-- Start EXCERPT TO READ --

# A good question...



## Sumi (Jul 31, 2010)

Ok, So I have yet to go to a furry Con... I've been to alot of anime cons and such... And my mom drives me to these things ( Hey, I turned 16 not too long ago, I can't drive yet ~o~) And... When she was at one of the anime cons, someone was talking/telling her about AnthroCon I believe. And she wants to go to a Furry con now... Should we go, or do you think she'll see something perverted... And say no more? XD


----------



## gdzeek (Jul 31, 2010)

I've only been to Califur so far, cons so far seem to have a good image especially since most furries are tired of bad press, and would like the Hotels to continue hosting the furcons so in public it should be fine. I was warned about going to private "room" parties though,and the art auction had an "Adult" only section all walled off, I can only imagine what was in there. so if those arent problems it should be fine


----------



## Aden (Jul 31, 2010)

Just direct her to the AC site. It's informational and stays away from mentioning anything about the adult side. Skewed? Yes, but who cares?


----------



## Sumi (Jul 31, 2010)

Haha, Alright


----------



## FireFeathers (Jul 31, 2010)

AC's a good convention to visit; definately gets the gist of the message all in that big, giant airplane-hangar of a room, that's for sure.


----------



## Istanbul (Jul 31, 2010)

If she's not put off by anime cons, she'll be just fine with most furry cons. Furry cons are far less destructive/insane/scary than most anime cons.


----------



## Stargazer Bleu (Jul 31, 2010)

The anime expo in LA this year was more insane that fur cons I been to.

I think it should be ok to go there.


----------



## RoseHexwit (Jul 31, 2010)

The news report about last year's Furry Fiesta talked about a girl who went with her mom. The mom was skeptic about Furries but ended up having a decent time. Let's see if I can dig up a link...

http://www.youtube.com/watch?v=lIp9QehSnBU


----------

-- End EXCERPT TO READ --
-- Start DATA RECORDS --

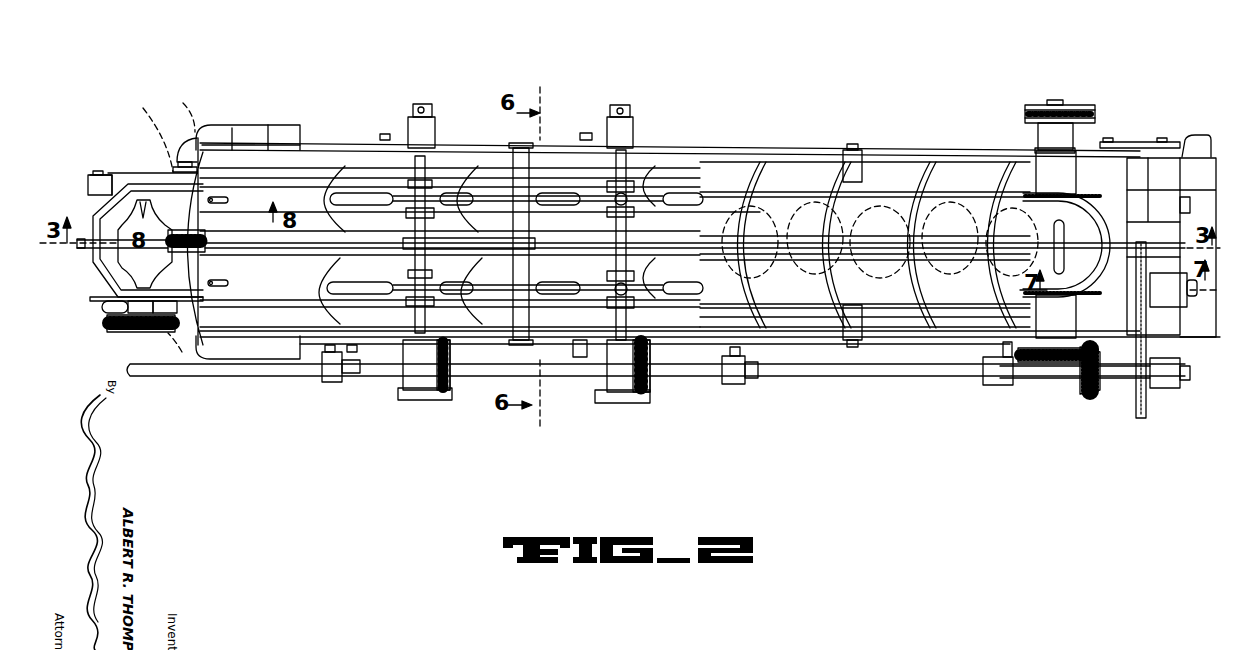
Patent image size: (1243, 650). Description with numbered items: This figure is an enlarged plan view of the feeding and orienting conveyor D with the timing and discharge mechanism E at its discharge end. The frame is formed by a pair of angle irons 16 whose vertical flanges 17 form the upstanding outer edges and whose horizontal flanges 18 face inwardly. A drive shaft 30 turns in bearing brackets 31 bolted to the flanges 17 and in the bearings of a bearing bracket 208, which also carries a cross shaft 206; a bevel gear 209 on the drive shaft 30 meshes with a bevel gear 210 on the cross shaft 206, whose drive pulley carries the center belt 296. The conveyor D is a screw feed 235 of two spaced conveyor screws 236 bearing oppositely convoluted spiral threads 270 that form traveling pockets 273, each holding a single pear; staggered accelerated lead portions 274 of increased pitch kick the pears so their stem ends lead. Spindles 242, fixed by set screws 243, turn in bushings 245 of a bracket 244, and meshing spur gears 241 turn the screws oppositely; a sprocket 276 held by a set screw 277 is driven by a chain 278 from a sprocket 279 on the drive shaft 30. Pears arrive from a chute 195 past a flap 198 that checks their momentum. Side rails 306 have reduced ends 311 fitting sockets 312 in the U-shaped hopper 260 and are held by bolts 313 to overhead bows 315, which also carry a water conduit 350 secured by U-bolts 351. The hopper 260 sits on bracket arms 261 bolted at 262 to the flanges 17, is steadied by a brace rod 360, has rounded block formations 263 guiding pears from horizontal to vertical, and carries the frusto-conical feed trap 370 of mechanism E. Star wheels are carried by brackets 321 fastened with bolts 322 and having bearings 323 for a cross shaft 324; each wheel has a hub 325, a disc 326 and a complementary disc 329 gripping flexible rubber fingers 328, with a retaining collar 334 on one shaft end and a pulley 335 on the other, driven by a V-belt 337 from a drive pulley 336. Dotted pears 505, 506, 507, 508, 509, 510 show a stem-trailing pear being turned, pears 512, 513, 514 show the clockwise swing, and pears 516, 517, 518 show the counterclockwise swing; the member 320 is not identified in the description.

The angle irons 16 is at (1203, 187).
The flanges 17 is at (1200, 165).
The flanges 18 is at (1190, 200).
The drive shaft 30 is at (185, 376).
The bearing brackets 31 is at (330, 380).
The discharge chute 195 is at (1082, 192).
The flap 198 is at (1068, 214).
The cross shaft 206 is at (1056, 100).
The bearing bracket 208 is at (990, 388).
The bevel gear 209 is at (1083, 392).
The bevel gear 210 is at (1055, 364).
The screw feed 235 is at (695, 228).
The conveyor screws 236 is at (958, 190).
The spur gear 241 is at (1117, 160).
The spindle 242 is at (1183, 190).
The set screws 243 is at (226, 203).
The bracket 244 is at (1187, 340).
The bushings 245 is at (1160, 202).
The U-shaped hopper 260 is at (140, 184).
The bracket arms 261 is at (238, 148).
The bolts 262 is at (283, 150).
The rounded block formations 263 is at (196, 216).
The spirally trending thread 270 is at (748, 180).
The pockets 273 is at (733, 210).
The accelerated lead portions 274 is at (925, 352).
The sprocket 276 is at (1140, 262).
The set screw 277 is at (1128, 300).
The chain 278 is at (1140, 395).
The sprocket 279 is at (1143, 392).
The center belt 296 is at (322, 243).
The side rail 306 is at (296, 170).
The ends 311 is at (186, 110).
The sockets 312 is at (192, 125).
The bolts 313 is at (515, 150).
The overhead bows 315 is at (520, 175).
The rail 320 is at (365, 175).
The brackets 321 is at (398, 133).
The bolts 322 is at (380, 137).
The bearings 323 is at (427, 130).
The cross shaft 324 is at (422, 103).
The hub 325 is at (610, 308).
The disc portion 326 is at (400, 306).
The flexible rubber fingers 328 is at (672, 195).
The complementary disc 329 is at (637, 204).
The retaining collar 334 is at (432, 127).
The pulley 335 is at (437, 403).
The drive pulley 336 is at (453, 390).
The V-belt 337 is at (450, 363).
The conduit 350 is at (445, 248).
The U-bolts 351 is at (522, 250).
The brace rod 360 is at (100, 212).
The feed trap 370 is at (136, 261).
The pear 505 is at (985, 195).
The pear 506 is at (1008, 200).
The pear 507 is at (945, 190).
The pear 508 is at (947, 325).
The pear 509 is at (900, 185).
The pear 510 is at (893, 180).
The pear 512 is at (889, 305).
The pear 513 is at (810, 290).
The pear 514 is at (805, 268).
The pear 516 is at (790, 190).
The helix coil 517 is at (765, 190).
The pear 518 is at (705, 273).
The feeding and orienting conveyor D is at (689, 188).
The timing and discharge mechanism E is at (124, 278).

-- End DATA RECORDS --

> _EXERCISE DETAILS_: In the forum thread about attending a furry con, what does gdzeek say was walled off at the art auction?

> _REPLY_: An "Adult" only section.